> [WHAT IS ASKED]: Type every record exactly as it appears.

> [RECORDS TO USE]:
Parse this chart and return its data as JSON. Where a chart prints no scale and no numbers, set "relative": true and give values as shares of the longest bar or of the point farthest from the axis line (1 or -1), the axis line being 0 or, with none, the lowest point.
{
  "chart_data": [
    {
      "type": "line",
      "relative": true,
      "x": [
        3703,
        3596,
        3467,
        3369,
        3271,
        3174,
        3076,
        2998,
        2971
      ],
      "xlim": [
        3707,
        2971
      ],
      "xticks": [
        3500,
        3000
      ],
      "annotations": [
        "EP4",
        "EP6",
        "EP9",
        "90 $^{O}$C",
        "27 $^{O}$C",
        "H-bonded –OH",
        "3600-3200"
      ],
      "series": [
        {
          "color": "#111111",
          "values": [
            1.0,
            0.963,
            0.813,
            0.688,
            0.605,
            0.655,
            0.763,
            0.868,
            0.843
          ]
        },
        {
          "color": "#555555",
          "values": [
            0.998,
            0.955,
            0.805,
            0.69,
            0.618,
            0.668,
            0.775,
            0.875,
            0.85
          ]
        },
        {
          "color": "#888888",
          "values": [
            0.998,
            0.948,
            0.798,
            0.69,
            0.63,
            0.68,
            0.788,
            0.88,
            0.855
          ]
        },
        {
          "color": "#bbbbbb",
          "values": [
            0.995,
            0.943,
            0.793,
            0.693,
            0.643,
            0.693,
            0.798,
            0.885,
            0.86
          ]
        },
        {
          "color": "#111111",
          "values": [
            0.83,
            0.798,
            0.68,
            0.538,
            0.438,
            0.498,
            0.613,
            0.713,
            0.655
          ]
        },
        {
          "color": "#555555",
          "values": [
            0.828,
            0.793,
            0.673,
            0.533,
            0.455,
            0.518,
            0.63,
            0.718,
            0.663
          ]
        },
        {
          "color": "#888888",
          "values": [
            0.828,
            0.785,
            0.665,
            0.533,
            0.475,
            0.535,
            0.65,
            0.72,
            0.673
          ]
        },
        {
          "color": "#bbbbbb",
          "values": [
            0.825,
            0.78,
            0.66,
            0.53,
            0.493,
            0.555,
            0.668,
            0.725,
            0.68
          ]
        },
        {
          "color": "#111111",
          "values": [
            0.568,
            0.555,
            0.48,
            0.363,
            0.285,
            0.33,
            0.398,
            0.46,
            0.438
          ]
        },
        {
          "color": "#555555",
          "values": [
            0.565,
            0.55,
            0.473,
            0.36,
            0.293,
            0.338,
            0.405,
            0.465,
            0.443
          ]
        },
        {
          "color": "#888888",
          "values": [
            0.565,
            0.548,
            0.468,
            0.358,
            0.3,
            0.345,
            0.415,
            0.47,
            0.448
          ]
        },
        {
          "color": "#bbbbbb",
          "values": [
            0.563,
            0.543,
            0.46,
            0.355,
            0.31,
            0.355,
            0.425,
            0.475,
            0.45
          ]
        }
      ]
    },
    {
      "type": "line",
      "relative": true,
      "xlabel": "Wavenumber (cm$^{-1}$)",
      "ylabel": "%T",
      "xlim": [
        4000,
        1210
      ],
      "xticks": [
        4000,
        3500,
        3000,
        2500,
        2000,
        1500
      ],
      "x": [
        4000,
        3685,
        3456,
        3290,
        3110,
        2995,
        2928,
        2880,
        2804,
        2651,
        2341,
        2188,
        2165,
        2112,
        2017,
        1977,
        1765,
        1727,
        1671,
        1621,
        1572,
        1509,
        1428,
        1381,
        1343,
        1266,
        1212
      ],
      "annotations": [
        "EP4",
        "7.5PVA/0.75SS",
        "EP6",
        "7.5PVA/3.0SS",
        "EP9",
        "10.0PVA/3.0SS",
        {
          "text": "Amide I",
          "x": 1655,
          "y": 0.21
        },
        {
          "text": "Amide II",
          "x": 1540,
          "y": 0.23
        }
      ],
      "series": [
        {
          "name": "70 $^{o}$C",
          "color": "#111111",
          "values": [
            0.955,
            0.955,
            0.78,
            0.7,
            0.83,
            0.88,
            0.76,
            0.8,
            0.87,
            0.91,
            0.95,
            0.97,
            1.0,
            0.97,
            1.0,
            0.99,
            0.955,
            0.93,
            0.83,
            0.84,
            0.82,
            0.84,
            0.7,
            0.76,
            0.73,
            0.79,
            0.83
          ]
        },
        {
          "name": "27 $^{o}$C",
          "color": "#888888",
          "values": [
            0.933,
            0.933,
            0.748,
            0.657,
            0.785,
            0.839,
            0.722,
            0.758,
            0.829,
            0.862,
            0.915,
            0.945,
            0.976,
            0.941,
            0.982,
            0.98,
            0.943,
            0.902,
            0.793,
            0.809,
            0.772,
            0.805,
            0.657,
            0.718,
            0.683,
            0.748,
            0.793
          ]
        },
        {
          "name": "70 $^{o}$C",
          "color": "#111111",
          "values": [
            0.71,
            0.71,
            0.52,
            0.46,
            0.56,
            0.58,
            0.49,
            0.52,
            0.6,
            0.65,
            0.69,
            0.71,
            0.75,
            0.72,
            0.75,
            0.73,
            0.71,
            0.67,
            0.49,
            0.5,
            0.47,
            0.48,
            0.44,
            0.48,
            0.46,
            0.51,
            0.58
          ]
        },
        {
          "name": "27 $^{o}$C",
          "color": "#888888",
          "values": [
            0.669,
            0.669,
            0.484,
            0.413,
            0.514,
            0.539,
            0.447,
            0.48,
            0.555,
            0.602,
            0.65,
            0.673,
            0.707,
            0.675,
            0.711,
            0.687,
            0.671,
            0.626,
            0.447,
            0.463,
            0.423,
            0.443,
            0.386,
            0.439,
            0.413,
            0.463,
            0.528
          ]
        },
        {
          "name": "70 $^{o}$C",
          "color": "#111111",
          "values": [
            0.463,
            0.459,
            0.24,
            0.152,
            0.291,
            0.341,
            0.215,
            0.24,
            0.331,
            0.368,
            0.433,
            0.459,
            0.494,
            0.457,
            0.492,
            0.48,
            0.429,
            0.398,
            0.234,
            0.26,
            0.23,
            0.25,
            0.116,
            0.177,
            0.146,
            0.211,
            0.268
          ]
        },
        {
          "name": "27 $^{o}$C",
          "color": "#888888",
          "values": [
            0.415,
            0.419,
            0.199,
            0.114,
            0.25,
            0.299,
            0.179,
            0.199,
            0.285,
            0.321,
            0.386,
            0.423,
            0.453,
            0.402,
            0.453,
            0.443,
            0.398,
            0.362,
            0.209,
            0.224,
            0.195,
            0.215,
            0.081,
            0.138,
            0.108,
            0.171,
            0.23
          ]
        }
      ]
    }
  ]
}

> [EXERCISE ANSWER]:
Parse this chart and return its data as JSON. Where a chart prints no scale and no numbers, set "relative": true and give values as shares of the longest bar or of the point farthest from the axis line (1 or -1), the axis line being 0 or, with none, the lowest point.
{
  "chart_data": [
    {
      "type": "line",
      "relative": true,
      "x": [
        3703,
        3596,
        3467,
        3369,
        3271,
        3174,
        3076,
        2998,
        2971
      ],
      "xlim": [
        3707,
        2971
      ],
      "xticks": [
        3500,
        3000
      ],
      "annotations": [
        "EP4",
        "EP6",
        "EP9",
        "90 $^{O}$C",
        "27 $^{O}$C",
        "H-bonded –OH",
        "3600-3200"
      ],
      "series": [
        {
          "color": "#111111",
          "values": [
            1.0,
            0.963,
            0.813,
            0.688,
            0.605,
            0.655,
            0.763,
            0.868,
            0.843
          ]
        },
        {
          "color": "#555555",
          "values": [
            0.998,
            0.955,
            0.805,
            0.69,
            0.618,
            0.668,
            0.775,
            0.875,
            0.85
          ]
        },
        {
          "color": "#888888",
          "values": [
            0.998,
            0.948,
            0.798,
            0.69,
            0.63,
            0.68,
            0.788,
            0.88,
            0.855
          ]
        },
        {
          "color": "#bbbbbb",
          "values": [
            0.995,
            0.943,
            0.793,
            0.693,
            0.643,
            0.693,
            0.798,
            0.885,
            0.86
          ]
        },
        {
          "color": "#111111",
          "values": [
            0.83,
            0.798,
            0.68,
            0.538,
            0.438,
            0.498,
            0.613,
            0.713,
            0.655
          ]
        },
        {
          "color": "#555555",
          "values": [
            0.828,
            0.793,
            0.673,
            0.533,
            0.455,
            0.518,
            0.63,
            0.718,
            0.663
          ]
        },
        {
          "color": "#888888",
          "values": [
            0.828,
            0.785,
            0.665,
            0.533,
            0.475,
            0.535,
            0.65,
            0.72,
            0.673
          ]
        },
        {
          "color": "#bbbbbb",
          "values": [
            0.825,
            0.78,
            0.66,
            0.53,
            0.493,
            0.555,
            0.668,
            0.725,
            0.68
          ]
        },
        {
          "color": "#111111",
          "values": [
            0.568,
            0.555,
            0.48,
            0.363,
            0.285,
            0.33,
            0.398,
            0.46,
            0.438
          ]
        },
        {
          "color": "#555555",
          "values": [
            0.565,
            0.55,
            0.473,
            0.36,
            0.293,
            0.338,
            0.405,
            0.465,
            0.443
          ]
        },
        {
          "color": "#888888",
          "values": [
            0.565,
            0.548,
            0.468,
            0.358,
            0.3,
            0.345,
            0.415,
            0.47,
            0.448
          ]
        },
        {
          "color": "#bbbbbb",
          "values": [
            0.563,
            0.543,
            0.46,
            0.355,
            0.31,
            0.355,
            0.425,
            0.475,
            0.45
          ]
        }
      ]
    },
    {
      "type": "line",
      "relative": true,
      "xlabel": "Wavenumber (cm$^{-1}$)",
      "ylabel": "%T",
      "xlim": [
        4000,
        1210
      ],
      "xticks": [
        4000,
        3500,
        3000,
        2500,
        2000,
        1500
      ],
      "x": [
        4000,
        3685,
        3456,
        3290,
        3110,
        2995,
        2928,
        2880,
        2804,
        2651,
        2341,
        2188,
        2165,
        2112,
        2017,
        1977,
        1765,
        1727,
        1671,
        1621,
        1572,
        1509,
        1428,
        1381,
        1343,
        1266,
        1212
      ],
      "annotations": [
        "EP4",
        "7.5PVA/0.75SS",
        "EP6",
        "7.5PVA/3.0SS",
        "EP9",
        "10.0PVA/3.0SS",
        {
          "text": "Amide I",
          "x": 1655,
          "y": 0.21
        },
        {
          "text": "Amide II",
          "x": 1540,
          "y": 0.23
        }
      ],
      "series": [
        {
          "name": "70 $^{o}$C",
          "color": "#111111",
          "values": [
            0.955,
            0.955,
            0.78,
            0.7,
            0.83,
            0.88,
            0.76,
            0.8,
            0.87,
            0.91,
            0.95,
            0.97,
            1.0,
            0.97,
            1.0,
            0.99,
            0.955,
            0.93,
            0.83,
            0.84,
            0.82,
            0.84,
            0.7,
            0.76,
            0.73,
            0.79,
            0.83
          ]
        },
        {
          "name": "27 $^{o}$C",
          "color": "#888888",
          "values": [
            0.933,
            0.933,
            0.748,
            0.657,
            0.785,
            0.839,
            0.722,
            0.758,
            0.829,
            0.862,
            0.915,
            0.945,
            0.976,
            0.941,
            0.982,
            0.98,
            0.943,
            0.902,
            0.793,
            0.809,
            0.772,
            0.805,
            0.657,
            0.718,
            0.683,
            0.748,
            0.793
          ]
        },
        {
          "name": "70 $^{o}$C",
          "color": "#111111",
          "values": [
            0.71,
            0.71,
            0.52,
            0.46,
            0.56,
            0.58,
            0.49,
            0.52,
            0.6,
            0.65,
            0.69,
            0.71,
            0.75,
            0.72,
            0.75,
            0.73,
            0.71,
            0.67,
            0.49,
            0.5,
            0.47,
            0.48,
            0.44,
            0.48,
            0.46,
            0.51,
            0.58
          ]
        },
        {
          "name": "27 $^{o}$C",
          "color": "#888888",
          "values": [
            0.669,
            0.669,
            0.484,
            0.413,
            0.514,
            0.539,
            0.447,
            0.48,
            0.555,
            0.602,
            0.65,
            0.673,
            0.707,
            0.675,
            0.711,
            0.687,
            0.671,
            0.626,
            0.447,
            0.463,
            0.423,
            0.443,
            0.386,
            0.439,
            0.413,
            0.463,
            0.528
          ]
        },
        {
          "name": "70 $^{o}$C",
          "color": "#111111",
          "values": [
            0.463,
            0.459,
            0.24,
            0.152,
            0.291,
            0.341,
            0.215,
            0.24,
            0.331,
            0.368,
            0.433,
            0.459,
            0.494,
            0.457,
            0.492,
            0.48,
            0.429,
            0.398,
            0.234,
            0.26,
            0.23,
            0.25,
            0.116,
            0.177,
            0.146,
            0.211,
            0.268
          ]
        },
        {
          "name": "27 $^{o}$C",
          "color": "#888888",
          "values": [
            0.415,
            0.419,
            0.199,
            0.114,
            0.25,
            0.299,
            0.179,
            0.199,
            0.285,
            0.321,
            0.386,
            0.423,
            0.453,
            0.402,
            0.453,
            0.443,
            0.398,
            0.362,
            0.209,
            0.224,
            0.195,
            0.215,
            0.081,
            0.138,
            0.108,
            0.171,
            0.23
          ]
        }
      ]
    }
  ]
}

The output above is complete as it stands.